GIVEN EXERCISE - For the records that follow, return only the count of lines containing the string "Investment".
● ● ● ● ●
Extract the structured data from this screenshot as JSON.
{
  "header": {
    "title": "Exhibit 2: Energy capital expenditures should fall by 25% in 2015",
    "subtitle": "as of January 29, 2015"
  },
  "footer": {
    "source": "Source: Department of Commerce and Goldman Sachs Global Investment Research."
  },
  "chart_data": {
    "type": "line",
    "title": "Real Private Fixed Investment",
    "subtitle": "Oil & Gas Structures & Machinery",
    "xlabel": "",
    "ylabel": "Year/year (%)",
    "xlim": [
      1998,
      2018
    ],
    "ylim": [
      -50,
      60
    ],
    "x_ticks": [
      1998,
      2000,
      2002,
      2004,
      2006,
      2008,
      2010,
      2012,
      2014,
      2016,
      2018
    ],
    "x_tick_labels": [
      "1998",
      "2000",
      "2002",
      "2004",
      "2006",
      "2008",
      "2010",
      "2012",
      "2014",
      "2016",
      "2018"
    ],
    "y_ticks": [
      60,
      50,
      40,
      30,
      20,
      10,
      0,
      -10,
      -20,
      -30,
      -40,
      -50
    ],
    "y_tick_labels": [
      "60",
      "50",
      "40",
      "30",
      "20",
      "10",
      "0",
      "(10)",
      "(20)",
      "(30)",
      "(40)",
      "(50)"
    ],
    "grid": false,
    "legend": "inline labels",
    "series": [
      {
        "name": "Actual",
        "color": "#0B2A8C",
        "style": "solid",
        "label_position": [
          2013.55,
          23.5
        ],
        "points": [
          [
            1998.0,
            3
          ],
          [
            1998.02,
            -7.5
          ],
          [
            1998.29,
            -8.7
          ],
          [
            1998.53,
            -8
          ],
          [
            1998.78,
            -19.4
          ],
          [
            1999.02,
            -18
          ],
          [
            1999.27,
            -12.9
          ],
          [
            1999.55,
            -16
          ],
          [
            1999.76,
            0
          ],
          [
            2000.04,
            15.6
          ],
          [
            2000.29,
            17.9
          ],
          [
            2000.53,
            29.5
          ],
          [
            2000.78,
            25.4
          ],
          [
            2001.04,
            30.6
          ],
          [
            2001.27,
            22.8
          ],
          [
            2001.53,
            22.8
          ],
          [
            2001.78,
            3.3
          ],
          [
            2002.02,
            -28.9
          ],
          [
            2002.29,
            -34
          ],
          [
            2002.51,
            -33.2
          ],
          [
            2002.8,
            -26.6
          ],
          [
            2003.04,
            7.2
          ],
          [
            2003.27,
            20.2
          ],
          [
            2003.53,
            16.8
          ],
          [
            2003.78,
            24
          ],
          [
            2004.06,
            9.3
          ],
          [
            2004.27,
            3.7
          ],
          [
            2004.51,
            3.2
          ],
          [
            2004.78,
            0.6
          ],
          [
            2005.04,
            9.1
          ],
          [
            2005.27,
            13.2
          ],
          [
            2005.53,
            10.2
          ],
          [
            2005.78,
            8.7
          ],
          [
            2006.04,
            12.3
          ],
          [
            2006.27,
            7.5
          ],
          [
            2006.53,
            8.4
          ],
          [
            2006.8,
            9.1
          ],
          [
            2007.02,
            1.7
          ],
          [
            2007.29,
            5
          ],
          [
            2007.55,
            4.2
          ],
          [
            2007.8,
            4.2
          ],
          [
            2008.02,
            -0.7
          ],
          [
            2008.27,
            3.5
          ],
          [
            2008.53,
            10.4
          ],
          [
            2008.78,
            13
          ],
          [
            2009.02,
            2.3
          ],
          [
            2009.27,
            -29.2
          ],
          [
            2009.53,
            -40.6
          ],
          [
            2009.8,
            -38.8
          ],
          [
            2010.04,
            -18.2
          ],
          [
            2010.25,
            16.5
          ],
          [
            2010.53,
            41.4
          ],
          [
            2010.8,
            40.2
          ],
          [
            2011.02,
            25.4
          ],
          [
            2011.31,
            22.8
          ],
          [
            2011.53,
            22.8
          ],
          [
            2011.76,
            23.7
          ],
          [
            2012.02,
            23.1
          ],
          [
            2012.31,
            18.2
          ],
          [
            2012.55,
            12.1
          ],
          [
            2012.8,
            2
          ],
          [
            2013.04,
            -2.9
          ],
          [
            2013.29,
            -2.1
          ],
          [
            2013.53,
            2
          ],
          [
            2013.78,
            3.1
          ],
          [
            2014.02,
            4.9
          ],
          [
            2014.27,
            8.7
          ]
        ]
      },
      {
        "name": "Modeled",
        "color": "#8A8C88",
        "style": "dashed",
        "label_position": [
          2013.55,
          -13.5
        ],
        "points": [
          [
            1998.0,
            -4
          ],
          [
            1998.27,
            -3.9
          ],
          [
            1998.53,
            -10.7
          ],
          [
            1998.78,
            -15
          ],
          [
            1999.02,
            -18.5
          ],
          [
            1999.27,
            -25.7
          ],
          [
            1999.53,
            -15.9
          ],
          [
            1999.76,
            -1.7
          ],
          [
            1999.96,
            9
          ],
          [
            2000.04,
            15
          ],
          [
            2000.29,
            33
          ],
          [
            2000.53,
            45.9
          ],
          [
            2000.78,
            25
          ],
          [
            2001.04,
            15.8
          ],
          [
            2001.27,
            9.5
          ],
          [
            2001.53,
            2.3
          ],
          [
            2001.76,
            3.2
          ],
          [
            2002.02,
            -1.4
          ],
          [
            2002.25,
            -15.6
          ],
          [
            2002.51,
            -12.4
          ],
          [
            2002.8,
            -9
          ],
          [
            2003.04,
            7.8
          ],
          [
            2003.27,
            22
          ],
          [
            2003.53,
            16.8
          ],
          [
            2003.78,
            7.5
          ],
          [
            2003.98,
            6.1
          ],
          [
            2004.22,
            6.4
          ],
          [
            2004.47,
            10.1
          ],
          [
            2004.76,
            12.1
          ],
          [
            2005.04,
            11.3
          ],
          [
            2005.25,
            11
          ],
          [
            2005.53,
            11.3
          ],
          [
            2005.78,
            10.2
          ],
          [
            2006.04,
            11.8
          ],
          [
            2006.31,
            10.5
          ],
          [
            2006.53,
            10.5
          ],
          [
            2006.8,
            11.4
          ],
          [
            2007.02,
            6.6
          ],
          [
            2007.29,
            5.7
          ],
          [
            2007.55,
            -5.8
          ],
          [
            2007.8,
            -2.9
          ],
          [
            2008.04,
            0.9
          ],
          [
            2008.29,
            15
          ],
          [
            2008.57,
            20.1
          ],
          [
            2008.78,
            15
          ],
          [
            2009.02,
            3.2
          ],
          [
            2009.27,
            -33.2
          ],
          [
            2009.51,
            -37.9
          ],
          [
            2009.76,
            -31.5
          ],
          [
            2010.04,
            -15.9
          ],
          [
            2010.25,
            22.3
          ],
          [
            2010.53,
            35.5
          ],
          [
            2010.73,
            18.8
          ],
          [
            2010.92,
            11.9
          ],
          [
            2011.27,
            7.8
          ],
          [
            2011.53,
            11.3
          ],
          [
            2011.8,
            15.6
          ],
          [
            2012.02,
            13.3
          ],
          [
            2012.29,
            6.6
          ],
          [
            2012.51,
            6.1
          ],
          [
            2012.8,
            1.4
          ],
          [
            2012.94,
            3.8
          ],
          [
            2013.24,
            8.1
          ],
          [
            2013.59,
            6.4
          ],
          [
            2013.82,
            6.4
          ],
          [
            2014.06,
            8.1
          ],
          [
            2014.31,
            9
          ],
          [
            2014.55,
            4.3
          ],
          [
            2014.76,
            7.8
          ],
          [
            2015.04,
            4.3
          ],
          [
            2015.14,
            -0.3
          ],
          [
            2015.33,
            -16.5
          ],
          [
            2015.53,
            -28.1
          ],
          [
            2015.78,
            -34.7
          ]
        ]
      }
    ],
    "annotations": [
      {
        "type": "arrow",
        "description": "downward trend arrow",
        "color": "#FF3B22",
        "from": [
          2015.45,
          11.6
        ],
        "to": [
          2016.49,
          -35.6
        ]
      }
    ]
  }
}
● ● ● ● ●
EXERCISE SOLUTION - 2